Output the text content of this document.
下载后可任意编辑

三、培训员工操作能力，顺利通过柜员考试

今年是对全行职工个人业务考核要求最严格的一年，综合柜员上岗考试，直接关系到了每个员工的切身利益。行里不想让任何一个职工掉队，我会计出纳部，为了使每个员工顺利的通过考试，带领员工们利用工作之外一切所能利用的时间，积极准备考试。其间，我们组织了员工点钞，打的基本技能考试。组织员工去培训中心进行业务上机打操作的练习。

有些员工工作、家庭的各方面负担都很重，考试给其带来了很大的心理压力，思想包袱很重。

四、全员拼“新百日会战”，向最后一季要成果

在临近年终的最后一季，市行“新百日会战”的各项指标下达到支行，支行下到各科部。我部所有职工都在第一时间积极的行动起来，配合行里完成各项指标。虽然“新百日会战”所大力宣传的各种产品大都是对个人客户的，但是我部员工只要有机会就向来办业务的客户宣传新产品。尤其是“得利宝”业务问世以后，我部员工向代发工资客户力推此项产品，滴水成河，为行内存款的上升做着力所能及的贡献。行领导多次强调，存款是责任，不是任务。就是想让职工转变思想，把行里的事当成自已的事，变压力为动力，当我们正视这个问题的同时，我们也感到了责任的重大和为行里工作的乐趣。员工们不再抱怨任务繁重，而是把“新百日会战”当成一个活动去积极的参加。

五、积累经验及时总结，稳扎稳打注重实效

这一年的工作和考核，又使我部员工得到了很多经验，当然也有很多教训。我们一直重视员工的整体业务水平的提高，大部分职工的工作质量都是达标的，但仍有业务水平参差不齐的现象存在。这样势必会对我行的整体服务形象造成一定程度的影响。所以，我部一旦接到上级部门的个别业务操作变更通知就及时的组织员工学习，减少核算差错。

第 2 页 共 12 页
= = = = = = =
WHAT TO DO: Quote every line of the data, word for word.

FULL OUTPUT:
Output the text content of this document.
下载后可任意编辑

三、培训员工操作能力，顺利通过柜员考试

今年是对全行职工个人业务考核要求最严格的一年，综合柜员上岗考试，直接关系到了每个员工的切身利益。行里不想让任何一个职工掉队，我会计出纳部，为了使每个员工顺利的通过考试，带领员工们利用工作之外一切所能利用的时间，积极准备考试。其间，我们组织了员工点钞，打的基本技能考试。组织员工去培训中心进行业务上机打操作的练习。

有些员工工作、家庭的各方面负担都很重，考试给其带来了很大的心理压力，思想包袱很重。

四、全员拼“新百日会战”，向最后一季要成果

在临近年终的最后一季，市行“新百日会战”的各项指标下达到支行，支行下到各科部。我部所有职工都在第一时间积极的行动起来，配合行里完成各项指标。虽然“新百日会战”所大力宣传的各种产品大都是对个人客户的，但是我部员工只要有机会就向来办业务的客户宣传新产品。尤其是“得利宝”业务问世以后，我部员工向代发工资客户力推此项产品，滴水成河，为行内存款的上升做着力所能及的贡献。行领导多次强调，存款是责任，不是任务。就是想让职工转变思想，把行里的事当成自已的事，变压力为动力，当我们正视这个问题的同时，我们也感到了责任的重大和为行里工作的乐趣。员工们不再抱怨任务繁重，而是把“新百日会战”当成一个活动去积极的参加。

五、积累经验及时总结，稳扎稳打注重实效

这一年的工作和考核，又使我部员工得到了很多经验，当然也有很多教训。我们一直重视员工的整体业务水平的提高，大部分职工的工作质量都是达标的，但仍有业务水平参差不齐的现象存在。这样势必会对我行的整体服务形象造成一定程度的影响。所以，我部一旦接到上级部门的个别业务操作变更通知就及时的组织员工学习，减少核算差错。

第 2 页 共 12 页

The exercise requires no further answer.